Collected data
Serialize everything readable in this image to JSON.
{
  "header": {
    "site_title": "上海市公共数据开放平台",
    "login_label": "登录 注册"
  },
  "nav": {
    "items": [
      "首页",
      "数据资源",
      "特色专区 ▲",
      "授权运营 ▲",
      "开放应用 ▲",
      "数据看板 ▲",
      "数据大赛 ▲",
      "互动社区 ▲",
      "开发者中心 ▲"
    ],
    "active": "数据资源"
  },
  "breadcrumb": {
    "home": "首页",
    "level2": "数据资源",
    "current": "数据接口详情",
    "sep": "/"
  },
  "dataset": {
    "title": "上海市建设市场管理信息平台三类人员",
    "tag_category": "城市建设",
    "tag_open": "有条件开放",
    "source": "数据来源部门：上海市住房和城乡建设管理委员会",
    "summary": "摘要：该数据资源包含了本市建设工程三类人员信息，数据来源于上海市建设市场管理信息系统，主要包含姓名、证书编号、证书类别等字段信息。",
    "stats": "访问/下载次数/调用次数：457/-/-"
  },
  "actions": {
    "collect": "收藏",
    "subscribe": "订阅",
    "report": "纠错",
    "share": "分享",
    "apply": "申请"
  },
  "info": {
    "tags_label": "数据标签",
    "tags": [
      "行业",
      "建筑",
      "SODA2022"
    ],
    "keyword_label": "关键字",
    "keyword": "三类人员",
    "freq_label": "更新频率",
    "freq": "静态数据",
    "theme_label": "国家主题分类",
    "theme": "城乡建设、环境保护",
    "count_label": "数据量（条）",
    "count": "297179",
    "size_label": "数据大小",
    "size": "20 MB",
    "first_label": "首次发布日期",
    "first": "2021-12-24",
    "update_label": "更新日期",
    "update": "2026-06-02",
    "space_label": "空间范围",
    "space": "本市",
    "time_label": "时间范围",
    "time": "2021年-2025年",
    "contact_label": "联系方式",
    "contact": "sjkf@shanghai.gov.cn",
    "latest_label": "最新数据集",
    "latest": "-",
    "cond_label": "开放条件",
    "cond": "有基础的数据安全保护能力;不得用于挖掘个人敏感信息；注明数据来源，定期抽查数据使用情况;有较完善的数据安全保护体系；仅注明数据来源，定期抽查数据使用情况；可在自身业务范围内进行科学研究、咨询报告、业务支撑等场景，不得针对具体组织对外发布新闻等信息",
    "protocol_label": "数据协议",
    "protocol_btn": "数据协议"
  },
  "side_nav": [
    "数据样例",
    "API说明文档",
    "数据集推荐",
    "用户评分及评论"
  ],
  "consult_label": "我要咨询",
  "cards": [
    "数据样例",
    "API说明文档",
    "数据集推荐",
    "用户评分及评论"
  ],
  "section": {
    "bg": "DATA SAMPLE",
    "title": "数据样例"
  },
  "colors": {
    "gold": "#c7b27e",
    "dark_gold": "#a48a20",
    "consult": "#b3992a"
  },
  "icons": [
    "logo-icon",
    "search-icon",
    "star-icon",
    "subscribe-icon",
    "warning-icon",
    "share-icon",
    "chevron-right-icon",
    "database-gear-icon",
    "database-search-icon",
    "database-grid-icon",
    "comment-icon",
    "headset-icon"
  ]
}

Task prompt :: Write out the full set of records exactly as given.

Exercise output ::
Serialize everything readable in this image to JSON.
{
  "header": {
    "site_title": "上海市公共数据开放平台",
    "login_label": "登录 注册"
  },
  "nav": {
    "items": [
      "首页",
      "数据资源",
      "特色专区 ▲",
      "授权运营 ▲",
      "开放应用 ▲",
      "数据看板 ▲",
      "数据大赛 ▲",
      "互动社区 ▲",
      "开发者中心 ▲"
    ],
    "active": "数据资源"
  },
  "breadcrumb": {
    "home": "首页",
    "level2": "数据资源",
    "current": "数据接口详情",
    "sep": "/"
  },
  "dataset": {
    "title": "上海市建设市场管理信息平台三类人员",
    "tag_category": "城市建设",
    "tag_open": "有条件开放",
    "source": "数据来源部门：上海市住房和城乡建设管理委员会",
    "summary": "摘要：该数据资源包含了本市建设工程三类人员信息，数据来源于上海市建设市场管理信息系统，主要包含姓名、证书编号、证书类别等字段信息。",
    "stats": "访问/下载次数/调用次数：457/-/-"
  },
  "actions": {
    "collect": "收藏",
    "subscribe": "订阅",
    "report": "纠错",
    "share": "分享",
    "apply": "申请"
  },
  "info": {
    "tags_label": "数据标签",
    "tags": [
      "行业",
      "建筑",
      "SODA2022"
    ],
    "keyword_label": "关键字",
    "keyword": "三类人员",
    "freq_label": "更新频率",
    "freq": "静态数据",
    "theme_label": "国家主题分类",
    "theme": "城乡建设、环境保护",
    "count_label": "数据量（条）",
    "count": "297179",
    "size_label": "数据大小",
    "size": "20 MB",
    "first_label": "首次发布日期",
    "first": "2021-12-24",
    "update_label": "更新日期",
    "update": "2026-06-02",
    "space_label": "空间范围",
    "space": "本市",
    "time_label": "时间范围",
    "time": "2021年-2025年",
    "contact_label": "联系方式",
    "contact": "sjkf@shanghai.gov.cn",
    "latest_label": "最新数据集",
    "latest": "-",
    "cond_label": "开放条件",
    "cond": "有基础的数据安全保护能力;不得用于挖掘个人敏感信息；注明数据来源，定期抽查数据使用情况;有较完善的数据安全保护体系；仅注明数据来源，定期抽查数据使用情况；可在自身业务范围内进行科学研究、咨询报告、业务支撑等场景，不得针对具体组织对外发布新闻等信息",
    "protocol_label": "数据协议",
    "protocol_btn": "数据协议"
  },
  "side_nav": [
    "数据样例",
    "API说明文档",
    "数据集推荐",
    "用户评分及评论"
  ],
  "consult_label": "我要咨询",
  "cards": [
    "数据样例",
    "API说明文档",
    "数据集推荐",
    "用户评分及评论"
  ],
  "section": {
    "bg": "DATA SAMPLE",
    "title": "数据样例"
  },
  "colors": {
    "gold": "#c7b27e",
    "dark_gold": "#a48a20",
    "consult": "#b3992a"
  },
  "icons": [
    "logo-icon",
    "search-icon",
    "star-icon",
    "subscribe-icon",
    "warning-icon",
    "share-icon",
    "chevron-right-icon",
    "database-gear-icon",
    "database-search-icon",
    "database-grid-icon",
    "comment-icon",
    "headset-icon"
  ]
}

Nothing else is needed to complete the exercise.